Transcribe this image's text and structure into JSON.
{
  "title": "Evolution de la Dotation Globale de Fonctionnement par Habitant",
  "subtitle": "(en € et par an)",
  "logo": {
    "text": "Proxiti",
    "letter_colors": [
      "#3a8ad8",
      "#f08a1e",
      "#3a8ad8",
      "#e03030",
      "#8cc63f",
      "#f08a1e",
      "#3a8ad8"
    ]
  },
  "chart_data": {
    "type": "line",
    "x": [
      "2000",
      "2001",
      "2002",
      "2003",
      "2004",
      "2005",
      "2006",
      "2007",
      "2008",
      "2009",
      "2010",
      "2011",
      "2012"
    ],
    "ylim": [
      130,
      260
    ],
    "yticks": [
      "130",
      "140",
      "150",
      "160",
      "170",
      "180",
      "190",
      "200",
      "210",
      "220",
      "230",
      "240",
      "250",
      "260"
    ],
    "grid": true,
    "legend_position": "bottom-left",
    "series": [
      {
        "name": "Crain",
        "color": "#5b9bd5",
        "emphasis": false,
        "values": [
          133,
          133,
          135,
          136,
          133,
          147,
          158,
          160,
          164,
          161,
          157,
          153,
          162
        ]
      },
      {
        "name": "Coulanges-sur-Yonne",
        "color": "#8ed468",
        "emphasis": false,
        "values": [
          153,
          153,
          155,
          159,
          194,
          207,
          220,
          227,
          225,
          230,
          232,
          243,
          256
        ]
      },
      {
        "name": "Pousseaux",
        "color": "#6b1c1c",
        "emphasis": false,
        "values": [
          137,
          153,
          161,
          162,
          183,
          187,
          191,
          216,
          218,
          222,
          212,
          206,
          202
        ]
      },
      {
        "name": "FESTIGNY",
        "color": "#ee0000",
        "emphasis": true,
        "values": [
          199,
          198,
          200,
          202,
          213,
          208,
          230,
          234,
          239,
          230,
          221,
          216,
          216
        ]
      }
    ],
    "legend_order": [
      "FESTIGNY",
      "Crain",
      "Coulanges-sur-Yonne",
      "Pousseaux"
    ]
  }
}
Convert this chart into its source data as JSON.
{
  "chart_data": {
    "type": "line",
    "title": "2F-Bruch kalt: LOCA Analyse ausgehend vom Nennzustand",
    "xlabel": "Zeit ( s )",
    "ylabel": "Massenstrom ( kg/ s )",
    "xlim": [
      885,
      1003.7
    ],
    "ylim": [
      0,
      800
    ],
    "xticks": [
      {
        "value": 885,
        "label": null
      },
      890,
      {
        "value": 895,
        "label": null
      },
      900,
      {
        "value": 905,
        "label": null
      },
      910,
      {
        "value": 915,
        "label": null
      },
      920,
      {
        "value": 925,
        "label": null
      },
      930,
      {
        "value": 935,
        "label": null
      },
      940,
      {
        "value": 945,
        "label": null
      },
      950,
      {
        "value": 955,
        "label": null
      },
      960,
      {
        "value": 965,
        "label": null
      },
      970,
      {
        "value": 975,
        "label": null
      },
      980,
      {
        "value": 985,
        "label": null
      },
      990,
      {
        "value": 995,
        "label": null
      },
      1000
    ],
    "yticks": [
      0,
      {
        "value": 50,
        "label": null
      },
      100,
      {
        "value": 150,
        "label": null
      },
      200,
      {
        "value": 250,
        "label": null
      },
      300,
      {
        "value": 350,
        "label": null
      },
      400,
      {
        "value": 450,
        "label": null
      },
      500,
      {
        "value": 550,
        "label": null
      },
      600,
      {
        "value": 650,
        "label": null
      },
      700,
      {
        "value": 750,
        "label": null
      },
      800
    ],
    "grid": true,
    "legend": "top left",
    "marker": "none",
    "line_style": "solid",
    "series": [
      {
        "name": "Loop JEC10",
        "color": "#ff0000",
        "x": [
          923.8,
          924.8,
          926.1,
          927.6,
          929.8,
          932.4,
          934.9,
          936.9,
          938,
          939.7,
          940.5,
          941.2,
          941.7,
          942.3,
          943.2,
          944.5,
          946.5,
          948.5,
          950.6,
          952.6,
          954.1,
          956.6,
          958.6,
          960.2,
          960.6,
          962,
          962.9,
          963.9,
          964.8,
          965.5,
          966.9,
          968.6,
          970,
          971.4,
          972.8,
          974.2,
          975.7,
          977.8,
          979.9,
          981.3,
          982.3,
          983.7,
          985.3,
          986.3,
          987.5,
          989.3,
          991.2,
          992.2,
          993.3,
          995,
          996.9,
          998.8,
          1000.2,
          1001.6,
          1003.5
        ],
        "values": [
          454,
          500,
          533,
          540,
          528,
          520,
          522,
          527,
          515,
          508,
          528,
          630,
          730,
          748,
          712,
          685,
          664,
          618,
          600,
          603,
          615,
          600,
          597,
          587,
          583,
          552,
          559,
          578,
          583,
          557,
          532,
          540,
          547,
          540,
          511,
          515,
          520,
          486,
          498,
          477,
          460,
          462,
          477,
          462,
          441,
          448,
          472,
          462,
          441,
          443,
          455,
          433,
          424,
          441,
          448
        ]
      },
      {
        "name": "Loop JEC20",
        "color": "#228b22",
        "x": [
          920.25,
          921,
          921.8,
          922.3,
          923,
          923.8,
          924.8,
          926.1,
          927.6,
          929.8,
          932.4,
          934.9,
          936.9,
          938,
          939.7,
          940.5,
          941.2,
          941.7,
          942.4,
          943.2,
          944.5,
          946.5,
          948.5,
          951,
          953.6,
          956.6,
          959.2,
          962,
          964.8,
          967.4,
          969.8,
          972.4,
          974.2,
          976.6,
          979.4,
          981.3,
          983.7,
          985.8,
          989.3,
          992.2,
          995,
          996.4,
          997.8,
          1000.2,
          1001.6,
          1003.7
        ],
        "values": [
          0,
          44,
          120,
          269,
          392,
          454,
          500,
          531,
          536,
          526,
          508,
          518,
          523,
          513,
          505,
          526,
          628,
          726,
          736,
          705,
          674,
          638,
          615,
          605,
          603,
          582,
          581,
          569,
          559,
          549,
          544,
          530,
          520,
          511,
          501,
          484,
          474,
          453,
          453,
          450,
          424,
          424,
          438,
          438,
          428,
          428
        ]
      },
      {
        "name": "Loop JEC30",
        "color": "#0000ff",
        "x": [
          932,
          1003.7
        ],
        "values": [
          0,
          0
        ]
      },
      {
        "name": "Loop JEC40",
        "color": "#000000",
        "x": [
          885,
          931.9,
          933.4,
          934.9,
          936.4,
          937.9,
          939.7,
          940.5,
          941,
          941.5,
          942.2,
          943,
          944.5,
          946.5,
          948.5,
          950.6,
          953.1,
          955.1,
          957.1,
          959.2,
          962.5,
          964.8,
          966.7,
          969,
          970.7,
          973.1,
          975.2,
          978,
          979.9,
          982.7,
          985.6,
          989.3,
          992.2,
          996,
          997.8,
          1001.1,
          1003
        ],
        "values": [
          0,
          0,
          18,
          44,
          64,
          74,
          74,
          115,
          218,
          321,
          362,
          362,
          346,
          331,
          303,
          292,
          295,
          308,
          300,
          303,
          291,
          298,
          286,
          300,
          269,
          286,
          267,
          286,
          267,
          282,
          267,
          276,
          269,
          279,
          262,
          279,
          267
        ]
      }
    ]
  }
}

──────────────────────────────

• _Stated goal_
Your task is to extract all of the records exactly.

• _The completed task_
Transcribe this image's text and structure into JSON.
{
  "title": "Evolution de la Dotation Globale de Fonctionnement par Habitant",
  "subtitle": "(en € et par an)",
  "logo": {
    "text": "Proxiti",
    "letter_colors": [
      "#3a8ad8",
      "#f08a1e",
      "#3a8ad8",
      "#e03030",
      "#8cc63f",
      "#f08a1e",
      "#3a8ad8"
    ]
  },
  "chart_data": {
    "type": "line",
    "x": [
      "2000",
      "2001",
      "2002",
      "2003",
      "2004",
      "2005",
      "2006",
      "2007",
      "2008",
      "2009",
      "2010",
      "2011",
      "2012"
    ],
    "ylim": [
      130,
      260
    ],
    "yticks": [
      "130",
      "140",
      "150",
      "160",
      "170",
      "180",
      "190",
      "200",
      "210",
      "220",
      "230",
      "240",
      "250",
      "260"
    ],
    "grid": true,
    "legend_position": "bottom-left",
    "series": [
      {
        "name": "Crain",
        "color": "#5b9bd5",
        "emphasis": false,
        "values": [
          133,
          133,
          135,
          136,
          133,
          147,
          158,
          160,
          164,
          161,
          157,
          153,
          162
        ]
      },
      {
        "name": "Coulanges-sur-Yonne",
        "color": "#8ed468",
        "emphasis": false,
        "values": [
          153,
          153,
          155,
          159,
          194,
          207,
          220,
          227,
          225,
          230,
          232,
          243,
          256
        ]
      },
      {
        "name": "Pousseaux",
        "color": "#6b1c1c",
        "emphasis": false,
        "values": [
          137,
          153,
          161,
          162,
          183,
          187,
          191,
          216,
          218,
          222,
          212,
          206,
          202
        ]
      },
      {
        "name": "FESTIGNY",
        "color": "#ee0000",
        "emphasis": true,
        "values": [
          199,
          198,
          200,
          202,
          213,
          208,
          230,
          234,
          239,
          230,
          221,
          216,
          216
        ]
      }
    ],
    "legend_order": [
      "FESTIGNY",
      "Crain",
      "Coulanges-sur-Yonne",
      "Pousseaux"
    ]
  }
}
Convert this chart into its source data as JSON.
{
  "chart_data": {
    "type": "line",
    "title": "2F-Bruch kalt: LOCA Analyse ausgehend vom Nennzustand",
    "xlabel": "Zeit ( s )",
    "ylabel": "Massenstrom ( kg/ s )",
    "xlim": [
      885,
      1003.7
    ],
    "ylim": [
      0,
      800
    ],
    "xticks": [
      {
        "value": 885,
        "label": null
      },
      890,
      {
        "value": 895,
        "label": null
      },
      900,
      {
        "value": 905,
        "label": null
      },
      910,
      {
        "value": 915,
        "label": null
      },
      920,
      {
        "value": 925,
        "label": null
      },
      930,
      {
        "value": 935,
        "label": null
      },
      940,
      {
        "value": 945,
        "label": null
      },
      950,
      {
        "value": 955,
        "label": null
      },
      960,
      {
        "value": 965,
        "label": null
      },
      970,
      {
        "value": 975,
        "label": null
      },
      980,
      {
        "value": 985,
        "label": null
      },
      990,
      {
        "value": 995,
        "label": null
      },
      1000
    ],
    "yticks": [
      0,
      {
        "value": 50,
        "label": null
      },
      100,
      {
        "value": 150,
        "label": null
      },
      200,
      {
        "value": 250,
        "label": null
      },
      300,
      {
        "value": 350,
        "label": null
      },
      400,
      {
        "value": 450,
        "label": null
      },
      500,
      {
        "value": 550,
        "label": null
      },
      600,
      {
        "value": 650,
        "label": null
      },
      700,
      {
        "value": 750,
        "label": null
      },
      800
    ],
    "grid": true,
    "legend": "top left",
    "marker": "none",
    "line_style": "solid",
    "series": [
      {
        "name": "Loop JEC10",
        "color": "#ff0000",
        "x": [
          923.8,
          924.8,
          926.1,
          927.6,
          929.8,
          932.4,
          934.9,
          936.9,
          938,
          939.7,
          940.5,
          941.2,
          941.7,
          942.3,
          943.2,
          944.5,
          946.5,
          948.5,
          950.6,
          952.6,
          954.1,
          956.6,
          958.6,
          960.2,
          960.6,
          962,
          962.9,
          963.9,
          964.8,
          965.5,
          966.9,
          968.6,
          970,
          971.4,
          972.8,
          974.2,
          975.7,
          977.8,
          979.9,
          981.3,
          982.3,
          983.7,
          985.3,
          986.3,
          987.5,
          989.3,
          991.2,
          992.2,
          993.3,
          995,
          996.9,
          998.8,
          1000.2,
          1001.6,
          1003.5
        ],
        "values": [
          454,
          500,
          533,
          540,
          528,
          520,
          522,
          527,
          515,
          508,
          528,
          630,
          730,
          748,
          712,
          685,
          664,
          618,
          600,
          603,
          615,
          600,
          597,
          587,
          583,
          552,
          559,
          578,
          583,
          557,
          532,
          540,
          547,
          540,
          511,
          515,
          520,
          486,
          498,
          477,
          460,
          462,
          477,
          462,
          441,
          448,
          472,
          462,
          441,
          443,
          455,
          433,
          424,
          441,
          448
        ]
      },
      {
        "name": "Loop JEC20",
        "color": "#228b22",
        "x": [
          920.25,
          921,
          921.8,
          922.3,
          923,
          923.8,
          924.8,
          926.1,
          927.6,
          929.8,
          932.4,
          934.9,
          936.9,
          938,
          939.7,
          940.5,
          941.2,
          941.7,
          942.4,
          943.2,
          944.5,
          946.5,
          948.5,
          951,
          953.6,
          956.6,
          959.2,
          962,
          964.8,
          967.4,
          969.8,
          972.4,
          974.2,
          976.6,
          979.4,
          981.3,
          983.7,
          985.8,
          989.3,
          992.2,
          995,
          996.4,
          997.8,
          1000.2,
          1001.6,
          1003.7
        ],
        "values": [
          0,
          44,
          120,
          269,
          392,
          454,
          500,
          531,
          536,
          526,
          508,
          518,
          523,
          513,
          505,
          526,
          628,
          726,
          736,
          705,
          674,
          638,
          615,
          605,
          603,
          582,
          581,
          569,
          559,
          549,
          544,
          530,
          520,
          511,
          501,
          484,
          474,
          453,
          453,
          450,
          424,
          424,
          438,
          438,
          428,
          428
        ]
      },
      {
        "name": "Loop JEC30",
        "color": "#0000ff",
        "x": [
          932,
          1003.7
        ],
        "values": [
          0,
          0
        ]
      },
      {
        "name": "Loop JEC40",
        "color": "#000000",
        "x": [
          885,
          931.9,
          933.4,
          934.9,
          936.4,
          937.9,
          939.7,
          940.5,
          941,
          941.5,
          942.2,
          943,
          944.5,
          946.5,
          948.5,
          950.6,
          953.1,
          955.1,
          957.1,
          959.2,
          962.5,
          964.8,
          966.7,
          969,
          970.7,
          973.1,
          975.2,
          978,
          979.9,
          982.7,
          985.6,
          989.3,
          992.2,
          996,
          997.8,
          1001.1,
          1003
        ],
        "values": [
          0,
          0,
          18,
          44,
          64,
          74,
          74,
          115,
          218,
          321,
          362,
          362,
          346,
          331,
          303,
          292,
          295,
          308,
          300,
          303,
          291,
          298,
          286,
          300,
          269,
          286,
          267,
          286,
          267,
          282,
          267,
          276,
          269,
          279,
          262,
          279,
          267
        ]
      }
    ]
  }
}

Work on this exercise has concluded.